** Start RAW DATA **

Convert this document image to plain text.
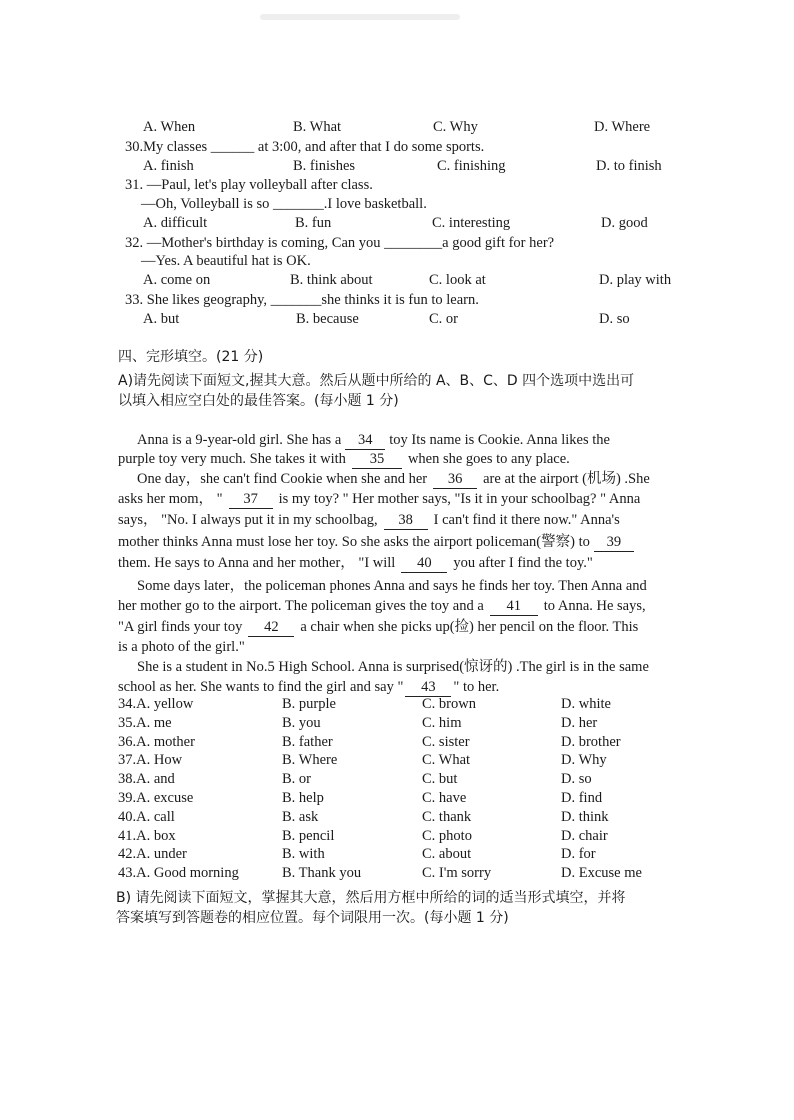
A. When	B. What	C. Why	D. Where
30.My classes ______ at 3:00, and after that I do some sports.
A. finish	B. finishes	C. finishing	D. to finish
31. —Paul, let's play volleyball after class.
—Oh, Volleyball is so _______.I love basketball.
A. difficult	B. fun	C. interesting	D. good
32. —Mother's birthday is coming, Can you ________a good gift for her?
—Yes. A beautiful hat is OK.
A. come on	B. think about	C. look at	D. play with
33. She likes geography, _______she thinks it is fun to learn.
A. but	B. because	C. or	D. so
四、完形填空。(21 分)
A)请先阅读下面短文,握其大意。然后从题中所给的 A、B、C、D 四个选项中选出可
以填入相应空白处的最佳答案。(每小题 1 分)
Anna is a 9-year-old girl. She has a 34 toy Its name is Cookie. Anna likes the
purple toy very much. She takes it with 35 when she goes to any place.
One day，she can't find Cookie when she and her 36 are at the airport (机场) .She
asks her mom， " 37 is my toy? " Her mother says, "Is it in your schoolbag? " Anna
says， "No. I always put it in my schoolbag, 38 I can't find it there now." Anna's
mother thinks Anna must lose her toy. So she asks the airport policeman(警察) to 39
them. He says to Anna and her mother， "I will 40 you after I find the toy."
Some days later，the policeman phones Anna and says he finds her toy. Then Anna and
her mother go to the airport. The policeman gives the toy and a 41 to Anna. He says,
"A girl finds your toy 42 a chair when she picks up(捡) her pencil on the floor. This
is a photo of the girl."
She is a student in No.5 High School. Anna is surprised(惊讶的) .The girl is in the same
school as her. She wants to find the girl and say " 43 " to her.
34.A. yellow	B. purple	C. brown	D. white
35.A. me	B. you	C. him	D. her
36.A. mother	B. father	C. sister	D. brother
37.A. How	B. Where	C. What	D. Why
38.A. and	B. or	C. but	D. so
39.A. excuse	B. help	C. have	D. find
40.A. call	B. ask	C. thank	D. think
41.A. box	B. pencil	C. photo	D. chair
42.A. under	B. with	C. about	D. for
43.A. Good morning	B. Thank you	C. I'm sorry	D. Excuse me
B) 请先阅读下面短文，掌握其大意，然后用方框中所给的词的适当形式填空，并将
答案填写到答题卷的相应位置。每个词限用一次。(每小题 1 分)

** End RAW DATA **

WRITTEN REQUEST » Any pictures should be dropped; transcribe the rest of the records above exactly.

REPLY TO THE TASK »
Convert this document image to plain text.
A. When	B. What	C. Why	D. Where
30.My classes ______ at 3:00, and after that I do some sports.
A. finish	B. finishes	C. finishing	D. to finish
31. —Paul, let's play volleyball after class.
—Oh, Volleyball is so _______.I love basketball.
A. difficult	B. fun	C. interesting	D. good
32. —Mother's birthday is coming, Can you ________a good gift for her?
—Yes. A beautiful hat is OK.
A. come on	B. think about	C. look at	D. play with
33. She likes geography, _______she thinks it is fun to learn.
A. but	B. because	C. or	D. so
四、完形填空。(21 分)
A)请先阅读下面短文,握其大意。然后从题中所给的 A、B、C、D 四个选项中选出可
以填入相应空白处的最佳答案。(每小题 1 分)
Anna is a 9-year-old girl. She has a 34 toy Its name is Cookie. Anna likes the
purple toy very much. She takes it with 35 when she goes to any place.
One day，she can't find Cookie when she and her 36 are at the airport (机场) .She
asks her mom， " 37 is my toy? " Her mother says, "Is it in your schoolbag? " Anna
says， "No. I always put it in my schoolbag, 38 I can't find it there now." Anna's
mother thinks Anna must lose her toy. So she asks the airport policeman(警察) to 39
them. He says to Anna and her mother， "I will 40 you after I find the toy."
Some days later，the policeman phones Anna and says he finds her toy. Then Anna and
her mother go to the airport. The policeman gives the toy and a 41 to Anna. He says,
"A girl finds your toy 42 a chair when she picks up(捡) her pencil on the floor. This
is a photo of the girl."
She is a student in No.5 High School. Anna is surprised(惊讶的) .The girl is in the same
school as her. She wants to find the girl and say " 43 " to her.
34.A. yellow	B. purple	C. brown	D. white
35.A. me	B. you	C. him	D. her
36.A. mother	B. father	C. sister	D. brother
37.A. How	B. Where	C. What	D. Why
38.A. and	B. or	C. but	D. so
39.A. excuse	B. help	C. have	D. find
40.A. call	B. ask	C. thank	D. think
41.A. box	B. pencil	C. photo	D. chair
42.A. under	B. with	C. about	D. for
43.A. Good morning	B. Thank you	C. I'm sorry	D. Excuse me
B) 请先阅读下面短文，掌握其大意，然后用方框中所给的词的适当形式填空，并将
答案填写到答题卷的相应位置。每个词限用一次。(每小题 1 分)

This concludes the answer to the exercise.